Collected data:
______________________________

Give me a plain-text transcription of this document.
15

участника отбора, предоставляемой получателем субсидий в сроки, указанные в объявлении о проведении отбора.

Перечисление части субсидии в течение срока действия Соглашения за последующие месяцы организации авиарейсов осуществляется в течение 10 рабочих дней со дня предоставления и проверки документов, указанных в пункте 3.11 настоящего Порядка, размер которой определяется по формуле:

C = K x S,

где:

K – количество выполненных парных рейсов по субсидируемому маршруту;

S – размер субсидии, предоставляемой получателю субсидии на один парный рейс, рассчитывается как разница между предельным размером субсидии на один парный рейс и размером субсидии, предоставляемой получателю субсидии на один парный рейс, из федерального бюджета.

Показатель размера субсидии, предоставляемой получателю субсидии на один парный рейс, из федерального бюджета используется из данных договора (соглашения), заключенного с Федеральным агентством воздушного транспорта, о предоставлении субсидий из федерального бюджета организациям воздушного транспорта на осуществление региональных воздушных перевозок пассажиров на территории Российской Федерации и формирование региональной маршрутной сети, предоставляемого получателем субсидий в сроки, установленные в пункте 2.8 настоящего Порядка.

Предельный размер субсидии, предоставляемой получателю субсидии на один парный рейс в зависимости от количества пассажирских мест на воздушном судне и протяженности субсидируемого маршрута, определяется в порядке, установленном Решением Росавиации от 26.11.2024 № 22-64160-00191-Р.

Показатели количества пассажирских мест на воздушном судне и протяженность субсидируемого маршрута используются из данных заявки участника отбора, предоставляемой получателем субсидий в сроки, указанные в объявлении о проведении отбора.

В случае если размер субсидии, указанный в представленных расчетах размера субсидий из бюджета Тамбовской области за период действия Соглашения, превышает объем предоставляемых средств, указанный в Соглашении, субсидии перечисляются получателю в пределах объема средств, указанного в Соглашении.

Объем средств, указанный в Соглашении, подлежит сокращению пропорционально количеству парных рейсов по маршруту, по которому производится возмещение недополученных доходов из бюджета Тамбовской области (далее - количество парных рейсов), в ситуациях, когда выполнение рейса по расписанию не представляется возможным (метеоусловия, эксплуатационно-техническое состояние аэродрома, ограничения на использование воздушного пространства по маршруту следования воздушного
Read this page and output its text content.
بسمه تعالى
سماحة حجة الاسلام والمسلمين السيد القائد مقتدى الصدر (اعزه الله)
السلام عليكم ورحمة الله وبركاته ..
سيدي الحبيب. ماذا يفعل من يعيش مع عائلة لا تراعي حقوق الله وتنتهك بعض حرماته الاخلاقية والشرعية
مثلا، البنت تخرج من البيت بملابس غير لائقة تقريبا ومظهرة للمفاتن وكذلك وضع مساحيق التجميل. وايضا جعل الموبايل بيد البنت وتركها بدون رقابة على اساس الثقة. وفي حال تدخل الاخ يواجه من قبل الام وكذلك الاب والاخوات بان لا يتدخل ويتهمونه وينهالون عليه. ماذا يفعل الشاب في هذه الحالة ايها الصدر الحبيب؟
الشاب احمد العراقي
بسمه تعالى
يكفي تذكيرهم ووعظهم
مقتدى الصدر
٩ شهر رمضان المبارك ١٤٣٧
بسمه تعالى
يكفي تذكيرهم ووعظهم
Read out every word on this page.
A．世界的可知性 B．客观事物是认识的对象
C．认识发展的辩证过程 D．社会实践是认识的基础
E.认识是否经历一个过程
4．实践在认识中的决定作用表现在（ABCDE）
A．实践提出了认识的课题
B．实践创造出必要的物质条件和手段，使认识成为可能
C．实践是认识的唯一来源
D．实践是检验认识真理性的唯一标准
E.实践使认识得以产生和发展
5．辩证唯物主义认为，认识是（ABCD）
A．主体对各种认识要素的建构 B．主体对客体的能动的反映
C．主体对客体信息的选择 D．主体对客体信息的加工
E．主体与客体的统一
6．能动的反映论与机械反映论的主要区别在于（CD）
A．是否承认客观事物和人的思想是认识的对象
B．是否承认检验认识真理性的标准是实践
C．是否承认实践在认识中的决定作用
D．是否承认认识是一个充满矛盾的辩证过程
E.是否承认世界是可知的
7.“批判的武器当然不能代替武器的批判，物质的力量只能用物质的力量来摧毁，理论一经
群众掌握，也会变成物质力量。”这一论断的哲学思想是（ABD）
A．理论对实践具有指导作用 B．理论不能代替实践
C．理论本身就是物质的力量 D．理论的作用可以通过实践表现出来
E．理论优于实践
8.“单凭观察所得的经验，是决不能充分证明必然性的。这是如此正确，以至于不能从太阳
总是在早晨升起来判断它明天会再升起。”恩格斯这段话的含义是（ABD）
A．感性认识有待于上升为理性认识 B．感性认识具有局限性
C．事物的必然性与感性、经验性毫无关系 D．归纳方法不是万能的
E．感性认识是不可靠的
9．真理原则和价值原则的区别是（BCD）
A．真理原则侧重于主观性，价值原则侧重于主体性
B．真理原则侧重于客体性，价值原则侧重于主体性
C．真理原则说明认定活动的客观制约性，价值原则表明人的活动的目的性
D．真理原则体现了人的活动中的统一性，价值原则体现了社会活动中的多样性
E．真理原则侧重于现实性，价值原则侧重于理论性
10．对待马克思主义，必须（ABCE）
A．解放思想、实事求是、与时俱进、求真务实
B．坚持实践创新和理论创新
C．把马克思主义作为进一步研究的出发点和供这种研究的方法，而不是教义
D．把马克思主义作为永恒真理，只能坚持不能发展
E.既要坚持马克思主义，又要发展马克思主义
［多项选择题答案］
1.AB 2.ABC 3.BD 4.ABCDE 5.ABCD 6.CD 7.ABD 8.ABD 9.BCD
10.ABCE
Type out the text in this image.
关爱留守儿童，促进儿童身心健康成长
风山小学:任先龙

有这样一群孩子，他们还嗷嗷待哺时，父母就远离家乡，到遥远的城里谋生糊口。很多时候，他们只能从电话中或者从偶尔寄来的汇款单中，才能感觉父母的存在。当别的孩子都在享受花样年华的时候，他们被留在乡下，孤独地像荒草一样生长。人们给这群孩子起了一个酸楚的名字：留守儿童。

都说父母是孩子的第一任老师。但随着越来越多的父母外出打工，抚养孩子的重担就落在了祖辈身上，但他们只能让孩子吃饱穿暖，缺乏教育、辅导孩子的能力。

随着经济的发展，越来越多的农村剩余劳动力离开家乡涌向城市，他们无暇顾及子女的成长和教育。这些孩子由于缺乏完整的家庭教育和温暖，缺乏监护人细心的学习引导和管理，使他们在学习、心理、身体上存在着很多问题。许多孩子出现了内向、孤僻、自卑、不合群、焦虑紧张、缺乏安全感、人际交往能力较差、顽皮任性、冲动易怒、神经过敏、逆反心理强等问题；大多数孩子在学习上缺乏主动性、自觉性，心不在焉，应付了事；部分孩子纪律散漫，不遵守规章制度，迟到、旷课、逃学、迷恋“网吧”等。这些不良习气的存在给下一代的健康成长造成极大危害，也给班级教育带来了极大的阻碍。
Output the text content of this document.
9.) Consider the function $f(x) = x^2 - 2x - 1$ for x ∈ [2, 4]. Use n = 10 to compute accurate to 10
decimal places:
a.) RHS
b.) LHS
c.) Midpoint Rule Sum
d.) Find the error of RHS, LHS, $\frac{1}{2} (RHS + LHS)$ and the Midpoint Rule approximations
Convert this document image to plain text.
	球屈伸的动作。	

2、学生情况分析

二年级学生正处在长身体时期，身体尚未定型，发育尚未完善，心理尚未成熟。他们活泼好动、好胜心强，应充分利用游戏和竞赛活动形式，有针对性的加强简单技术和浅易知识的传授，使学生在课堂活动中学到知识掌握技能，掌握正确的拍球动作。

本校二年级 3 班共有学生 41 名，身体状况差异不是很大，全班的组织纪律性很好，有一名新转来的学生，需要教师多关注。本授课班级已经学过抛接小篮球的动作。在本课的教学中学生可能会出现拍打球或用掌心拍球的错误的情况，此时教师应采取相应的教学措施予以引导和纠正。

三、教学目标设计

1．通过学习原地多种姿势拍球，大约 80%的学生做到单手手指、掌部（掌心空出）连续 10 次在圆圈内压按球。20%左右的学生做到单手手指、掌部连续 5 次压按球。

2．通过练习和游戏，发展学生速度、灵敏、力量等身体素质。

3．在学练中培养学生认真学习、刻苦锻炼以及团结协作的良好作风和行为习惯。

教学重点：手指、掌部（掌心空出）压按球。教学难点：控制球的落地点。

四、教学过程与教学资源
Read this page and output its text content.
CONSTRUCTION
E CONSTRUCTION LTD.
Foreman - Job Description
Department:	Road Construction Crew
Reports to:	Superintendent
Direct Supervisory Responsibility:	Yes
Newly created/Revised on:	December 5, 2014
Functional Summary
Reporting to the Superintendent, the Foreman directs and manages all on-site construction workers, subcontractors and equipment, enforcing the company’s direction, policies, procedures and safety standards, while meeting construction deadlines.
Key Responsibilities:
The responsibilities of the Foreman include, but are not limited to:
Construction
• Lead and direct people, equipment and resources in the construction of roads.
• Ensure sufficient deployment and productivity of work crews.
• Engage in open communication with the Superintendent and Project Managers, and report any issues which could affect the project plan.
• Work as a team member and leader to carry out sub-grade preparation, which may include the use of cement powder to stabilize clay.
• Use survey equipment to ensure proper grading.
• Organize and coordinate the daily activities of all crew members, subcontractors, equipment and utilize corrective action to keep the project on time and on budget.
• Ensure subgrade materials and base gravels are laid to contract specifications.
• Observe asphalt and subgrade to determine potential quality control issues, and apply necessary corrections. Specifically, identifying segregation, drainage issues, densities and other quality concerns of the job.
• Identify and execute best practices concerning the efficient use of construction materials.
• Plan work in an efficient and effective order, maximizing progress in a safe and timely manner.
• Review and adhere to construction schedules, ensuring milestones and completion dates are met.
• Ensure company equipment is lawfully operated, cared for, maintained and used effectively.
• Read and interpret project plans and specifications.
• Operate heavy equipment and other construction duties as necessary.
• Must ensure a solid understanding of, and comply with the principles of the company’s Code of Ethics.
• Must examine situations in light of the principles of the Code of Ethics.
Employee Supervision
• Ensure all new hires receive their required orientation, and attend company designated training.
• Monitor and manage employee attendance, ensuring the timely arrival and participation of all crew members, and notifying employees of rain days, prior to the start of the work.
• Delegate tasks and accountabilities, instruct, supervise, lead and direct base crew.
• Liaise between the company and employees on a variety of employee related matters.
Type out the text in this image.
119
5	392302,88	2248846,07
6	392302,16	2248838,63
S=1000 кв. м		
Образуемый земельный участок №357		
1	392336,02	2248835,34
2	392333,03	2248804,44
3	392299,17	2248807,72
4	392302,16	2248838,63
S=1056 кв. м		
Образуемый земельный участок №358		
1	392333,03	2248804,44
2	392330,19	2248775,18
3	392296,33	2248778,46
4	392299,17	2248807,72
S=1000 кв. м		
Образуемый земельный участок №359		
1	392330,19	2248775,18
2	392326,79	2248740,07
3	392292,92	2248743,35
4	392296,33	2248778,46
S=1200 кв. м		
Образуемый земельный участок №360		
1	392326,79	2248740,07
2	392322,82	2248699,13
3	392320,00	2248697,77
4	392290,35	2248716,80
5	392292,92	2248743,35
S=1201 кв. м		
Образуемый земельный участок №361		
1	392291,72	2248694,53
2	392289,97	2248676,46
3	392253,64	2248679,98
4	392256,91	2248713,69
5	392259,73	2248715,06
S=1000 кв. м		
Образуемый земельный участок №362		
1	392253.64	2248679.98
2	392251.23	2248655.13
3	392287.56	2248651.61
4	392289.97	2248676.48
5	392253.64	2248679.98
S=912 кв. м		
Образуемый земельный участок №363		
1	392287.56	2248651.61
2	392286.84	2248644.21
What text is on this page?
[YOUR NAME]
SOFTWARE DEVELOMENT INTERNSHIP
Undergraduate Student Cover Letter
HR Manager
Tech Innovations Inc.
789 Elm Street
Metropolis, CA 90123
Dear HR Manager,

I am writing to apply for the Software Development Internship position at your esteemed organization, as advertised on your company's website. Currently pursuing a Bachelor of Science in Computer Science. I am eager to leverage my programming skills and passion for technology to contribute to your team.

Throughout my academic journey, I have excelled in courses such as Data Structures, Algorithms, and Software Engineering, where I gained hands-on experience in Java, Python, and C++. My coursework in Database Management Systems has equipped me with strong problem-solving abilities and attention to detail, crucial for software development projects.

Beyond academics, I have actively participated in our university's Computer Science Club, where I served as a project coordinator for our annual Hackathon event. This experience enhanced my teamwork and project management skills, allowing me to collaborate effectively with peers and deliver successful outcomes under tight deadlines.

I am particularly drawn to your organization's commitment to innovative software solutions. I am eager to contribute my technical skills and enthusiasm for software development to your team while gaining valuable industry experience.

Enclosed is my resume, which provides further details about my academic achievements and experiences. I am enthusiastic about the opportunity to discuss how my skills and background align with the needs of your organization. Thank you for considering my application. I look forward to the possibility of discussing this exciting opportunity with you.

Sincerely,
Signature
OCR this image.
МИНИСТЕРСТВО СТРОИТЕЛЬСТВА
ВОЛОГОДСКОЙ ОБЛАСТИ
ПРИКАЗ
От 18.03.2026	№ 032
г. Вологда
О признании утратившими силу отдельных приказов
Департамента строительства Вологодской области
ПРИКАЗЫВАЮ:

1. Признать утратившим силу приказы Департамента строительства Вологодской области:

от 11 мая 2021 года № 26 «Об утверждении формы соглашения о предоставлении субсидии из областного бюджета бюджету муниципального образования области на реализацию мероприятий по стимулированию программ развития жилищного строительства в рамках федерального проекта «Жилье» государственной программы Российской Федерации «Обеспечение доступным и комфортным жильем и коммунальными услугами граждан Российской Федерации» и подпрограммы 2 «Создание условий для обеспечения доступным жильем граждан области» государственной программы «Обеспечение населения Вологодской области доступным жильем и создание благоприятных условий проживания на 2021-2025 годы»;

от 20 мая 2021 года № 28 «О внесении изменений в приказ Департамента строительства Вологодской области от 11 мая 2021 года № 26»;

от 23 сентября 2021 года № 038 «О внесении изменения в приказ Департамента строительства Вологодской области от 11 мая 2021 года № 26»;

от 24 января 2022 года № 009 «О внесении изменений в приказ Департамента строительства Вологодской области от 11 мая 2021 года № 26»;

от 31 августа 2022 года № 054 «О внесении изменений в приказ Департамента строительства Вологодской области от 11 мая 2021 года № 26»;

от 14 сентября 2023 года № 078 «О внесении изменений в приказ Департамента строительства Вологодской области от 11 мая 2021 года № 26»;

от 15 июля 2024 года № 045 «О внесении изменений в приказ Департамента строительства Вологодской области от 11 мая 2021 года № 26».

______________________________

Above are the entries; count how many of their lines contain the word "الصدر" and give only that number.

*Completed task*: 3